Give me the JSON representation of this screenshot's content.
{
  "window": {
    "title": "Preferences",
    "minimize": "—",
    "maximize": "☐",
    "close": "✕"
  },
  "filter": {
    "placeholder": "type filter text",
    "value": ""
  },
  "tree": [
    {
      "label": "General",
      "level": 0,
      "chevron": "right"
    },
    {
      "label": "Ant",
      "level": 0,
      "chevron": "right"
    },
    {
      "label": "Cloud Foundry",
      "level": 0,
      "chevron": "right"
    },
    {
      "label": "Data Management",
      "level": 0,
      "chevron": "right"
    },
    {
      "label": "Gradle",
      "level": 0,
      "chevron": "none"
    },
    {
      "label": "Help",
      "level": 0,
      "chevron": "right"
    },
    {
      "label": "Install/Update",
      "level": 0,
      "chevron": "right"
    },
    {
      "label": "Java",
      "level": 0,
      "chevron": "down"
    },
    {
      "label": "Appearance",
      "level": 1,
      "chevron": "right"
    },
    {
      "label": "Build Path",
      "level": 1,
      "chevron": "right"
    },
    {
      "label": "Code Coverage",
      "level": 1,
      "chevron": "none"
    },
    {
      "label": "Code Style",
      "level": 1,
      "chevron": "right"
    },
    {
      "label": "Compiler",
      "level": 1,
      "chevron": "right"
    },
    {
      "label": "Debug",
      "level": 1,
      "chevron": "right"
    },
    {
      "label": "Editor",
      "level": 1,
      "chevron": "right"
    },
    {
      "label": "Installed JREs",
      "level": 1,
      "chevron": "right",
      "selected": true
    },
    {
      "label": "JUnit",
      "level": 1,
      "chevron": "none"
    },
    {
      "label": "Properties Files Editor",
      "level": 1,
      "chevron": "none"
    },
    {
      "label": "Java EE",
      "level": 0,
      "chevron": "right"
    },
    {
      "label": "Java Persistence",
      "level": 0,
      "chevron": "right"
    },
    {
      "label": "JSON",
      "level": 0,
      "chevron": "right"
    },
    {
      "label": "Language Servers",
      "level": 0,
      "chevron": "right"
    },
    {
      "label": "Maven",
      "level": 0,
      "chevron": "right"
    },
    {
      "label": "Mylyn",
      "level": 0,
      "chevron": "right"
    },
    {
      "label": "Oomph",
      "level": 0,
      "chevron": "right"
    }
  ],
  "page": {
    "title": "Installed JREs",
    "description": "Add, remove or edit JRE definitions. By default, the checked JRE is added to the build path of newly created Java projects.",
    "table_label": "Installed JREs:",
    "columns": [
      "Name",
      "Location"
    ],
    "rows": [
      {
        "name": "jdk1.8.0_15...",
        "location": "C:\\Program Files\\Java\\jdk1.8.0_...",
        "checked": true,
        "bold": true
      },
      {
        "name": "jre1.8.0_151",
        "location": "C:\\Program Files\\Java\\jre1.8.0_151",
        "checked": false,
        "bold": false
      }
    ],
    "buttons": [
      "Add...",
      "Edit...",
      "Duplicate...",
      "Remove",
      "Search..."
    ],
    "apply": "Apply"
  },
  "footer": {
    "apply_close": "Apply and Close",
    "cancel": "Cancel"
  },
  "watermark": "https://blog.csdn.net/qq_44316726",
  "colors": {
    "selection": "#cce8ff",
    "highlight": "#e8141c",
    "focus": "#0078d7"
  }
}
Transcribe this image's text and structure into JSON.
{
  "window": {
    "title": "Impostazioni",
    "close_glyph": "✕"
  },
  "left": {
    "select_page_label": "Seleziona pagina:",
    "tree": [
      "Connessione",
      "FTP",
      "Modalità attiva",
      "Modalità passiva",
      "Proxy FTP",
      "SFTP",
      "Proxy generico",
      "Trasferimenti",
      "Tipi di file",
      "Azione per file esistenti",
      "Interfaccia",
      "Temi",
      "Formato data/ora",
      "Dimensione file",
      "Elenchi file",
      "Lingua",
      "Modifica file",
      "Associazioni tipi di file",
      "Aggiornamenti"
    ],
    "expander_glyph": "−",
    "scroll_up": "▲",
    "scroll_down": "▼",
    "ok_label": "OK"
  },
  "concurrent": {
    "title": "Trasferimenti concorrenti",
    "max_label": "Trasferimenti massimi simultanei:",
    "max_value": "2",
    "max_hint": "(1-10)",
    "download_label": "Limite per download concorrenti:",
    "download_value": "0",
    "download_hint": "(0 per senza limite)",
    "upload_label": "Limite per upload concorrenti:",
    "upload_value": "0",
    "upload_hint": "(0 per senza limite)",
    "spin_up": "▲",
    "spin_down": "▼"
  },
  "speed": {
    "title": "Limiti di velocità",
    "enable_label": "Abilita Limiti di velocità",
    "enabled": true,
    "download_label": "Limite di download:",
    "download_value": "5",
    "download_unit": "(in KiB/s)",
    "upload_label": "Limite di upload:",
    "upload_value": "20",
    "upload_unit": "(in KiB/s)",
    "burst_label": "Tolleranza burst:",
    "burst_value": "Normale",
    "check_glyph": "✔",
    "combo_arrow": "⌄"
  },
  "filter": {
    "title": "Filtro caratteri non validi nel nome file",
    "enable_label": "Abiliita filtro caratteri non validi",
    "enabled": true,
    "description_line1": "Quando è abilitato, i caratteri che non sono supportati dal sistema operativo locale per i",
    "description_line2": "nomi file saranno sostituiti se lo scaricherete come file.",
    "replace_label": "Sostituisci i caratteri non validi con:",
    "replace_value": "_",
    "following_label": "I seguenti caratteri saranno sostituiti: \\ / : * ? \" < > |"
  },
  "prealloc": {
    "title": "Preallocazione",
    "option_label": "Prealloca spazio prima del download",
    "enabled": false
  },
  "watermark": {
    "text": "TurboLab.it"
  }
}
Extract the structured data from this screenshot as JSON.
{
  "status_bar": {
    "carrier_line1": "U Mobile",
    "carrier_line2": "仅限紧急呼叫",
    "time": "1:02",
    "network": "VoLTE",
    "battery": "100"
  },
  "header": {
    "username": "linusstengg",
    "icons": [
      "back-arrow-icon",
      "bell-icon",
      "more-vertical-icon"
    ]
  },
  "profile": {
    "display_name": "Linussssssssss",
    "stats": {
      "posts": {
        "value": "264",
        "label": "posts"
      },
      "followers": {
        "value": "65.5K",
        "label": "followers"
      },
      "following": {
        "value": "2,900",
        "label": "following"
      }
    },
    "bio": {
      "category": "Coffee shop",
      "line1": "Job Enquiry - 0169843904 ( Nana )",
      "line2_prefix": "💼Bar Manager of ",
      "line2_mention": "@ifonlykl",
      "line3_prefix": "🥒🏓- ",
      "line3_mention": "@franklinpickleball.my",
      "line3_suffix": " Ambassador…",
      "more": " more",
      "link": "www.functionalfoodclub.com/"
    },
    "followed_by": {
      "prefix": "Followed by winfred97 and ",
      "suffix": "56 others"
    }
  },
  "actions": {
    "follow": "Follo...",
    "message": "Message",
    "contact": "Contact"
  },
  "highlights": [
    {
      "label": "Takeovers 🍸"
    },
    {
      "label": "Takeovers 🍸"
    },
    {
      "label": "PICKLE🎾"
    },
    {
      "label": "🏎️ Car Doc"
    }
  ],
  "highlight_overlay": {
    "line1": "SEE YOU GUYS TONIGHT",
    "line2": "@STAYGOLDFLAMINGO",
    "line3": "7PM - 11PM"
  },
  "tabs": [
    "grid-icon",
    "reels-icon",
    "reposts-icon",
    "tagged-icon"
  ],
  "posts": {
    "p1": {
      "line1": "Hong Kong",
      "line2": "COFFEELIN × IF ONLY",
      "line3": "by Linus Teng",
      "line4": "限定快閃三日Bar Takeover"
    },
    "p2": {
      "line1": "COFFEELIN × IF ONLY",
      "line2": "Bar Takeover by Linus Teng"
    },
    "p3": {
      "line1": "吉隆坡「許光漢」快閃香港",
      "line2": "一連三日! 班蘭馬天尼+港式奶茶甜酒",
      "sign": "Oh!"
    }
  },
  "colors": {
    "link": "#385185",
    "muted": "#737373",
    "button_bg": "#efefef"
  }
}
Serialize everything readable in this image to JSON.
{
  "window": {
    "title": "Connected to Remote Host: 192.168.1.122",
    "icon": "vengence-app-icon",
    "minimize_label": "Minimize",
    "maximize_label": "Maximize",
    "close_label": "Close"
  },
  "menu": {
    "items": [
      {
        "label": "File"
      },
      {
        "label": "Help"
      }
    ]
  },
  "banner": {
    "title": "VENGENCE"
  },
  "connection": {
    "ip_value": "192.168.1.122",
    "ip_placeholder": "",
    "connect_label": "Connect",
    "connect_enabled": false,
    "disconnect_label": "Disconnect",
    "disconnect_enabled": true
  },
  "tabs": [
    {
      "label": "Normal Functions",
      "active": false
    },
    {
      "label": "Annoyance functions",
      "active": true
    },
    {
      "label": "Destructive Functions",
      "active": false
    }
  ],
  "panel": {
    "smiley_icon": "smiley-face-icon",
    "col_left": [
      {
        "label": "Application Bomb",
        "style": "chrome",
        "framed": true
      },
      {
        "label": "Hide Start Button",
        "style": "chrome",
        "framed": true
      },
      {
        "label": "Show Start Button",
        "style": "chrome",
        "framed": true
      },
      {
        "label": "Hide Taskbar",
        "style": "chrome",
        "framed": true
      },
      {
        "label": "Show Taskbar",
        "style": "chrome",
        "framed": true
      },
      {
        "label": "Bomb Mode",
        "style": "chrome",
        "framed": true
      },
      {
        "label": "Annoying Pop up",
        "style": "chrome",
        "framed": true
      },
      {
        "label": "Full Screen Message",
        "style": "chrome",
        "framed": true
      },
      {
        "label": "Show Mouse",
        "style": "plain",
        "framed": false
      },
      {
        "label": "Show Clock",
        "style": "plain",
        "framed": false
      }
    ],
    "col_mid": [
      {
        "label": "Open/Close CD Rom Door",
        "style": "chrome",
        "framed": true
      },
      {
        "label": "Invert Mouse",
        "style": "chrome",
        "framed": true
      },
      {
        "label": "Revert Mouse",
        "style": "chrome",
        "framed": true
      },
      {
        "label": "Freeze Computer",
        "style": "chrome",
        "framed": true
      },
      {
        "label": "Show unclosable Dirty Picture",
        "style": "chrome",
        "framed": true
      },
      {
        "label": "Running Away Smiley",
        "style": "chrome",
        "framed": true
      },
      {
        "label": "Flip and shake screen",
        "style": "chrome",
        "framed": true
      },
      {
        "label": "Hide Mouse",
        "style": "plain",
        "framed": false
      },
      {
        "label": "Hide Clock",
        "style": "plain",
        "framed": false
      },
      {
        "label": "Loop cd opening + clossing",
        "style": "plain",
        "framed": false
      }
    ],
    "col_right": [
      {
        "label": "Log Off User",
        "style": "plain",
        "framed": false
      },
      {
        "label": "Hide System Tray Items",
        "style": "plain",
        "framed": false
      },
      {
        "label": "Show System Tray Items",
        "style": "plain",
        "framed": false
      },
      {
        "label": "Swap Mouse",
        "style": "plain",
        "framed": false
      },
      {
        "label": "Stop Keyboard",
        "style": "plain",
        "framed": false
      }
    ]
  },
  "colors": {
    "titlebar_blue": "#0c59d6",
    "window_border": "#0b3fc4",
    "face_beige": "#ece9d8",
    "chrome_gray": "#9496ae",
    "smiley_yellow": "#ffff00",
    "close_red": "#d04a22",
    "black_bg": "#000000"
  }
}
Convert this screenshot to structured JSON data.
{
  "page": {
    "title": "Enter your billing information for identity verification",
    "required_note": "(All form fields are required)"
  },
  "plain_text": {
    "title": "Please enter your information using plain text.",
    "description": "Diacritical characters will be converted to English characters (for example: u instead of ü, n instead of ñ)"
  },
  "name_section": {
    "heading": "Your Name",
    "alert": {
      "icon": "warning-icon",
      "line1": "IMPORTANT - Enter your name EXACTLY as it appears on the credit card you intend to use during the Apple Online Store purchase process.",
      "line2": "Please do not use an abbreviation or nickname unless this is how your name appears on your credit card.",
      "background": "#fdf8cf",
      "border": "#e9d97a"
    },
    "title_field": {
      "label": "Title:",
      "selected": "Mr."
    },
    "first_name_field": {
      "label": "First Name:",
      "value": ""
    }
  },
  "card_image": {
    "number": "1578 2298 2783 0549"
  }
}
────────────────────
* _Stated task_
Count each line of the data where the word "Installed" appears, then reply with the total only.

* _Final answer_
3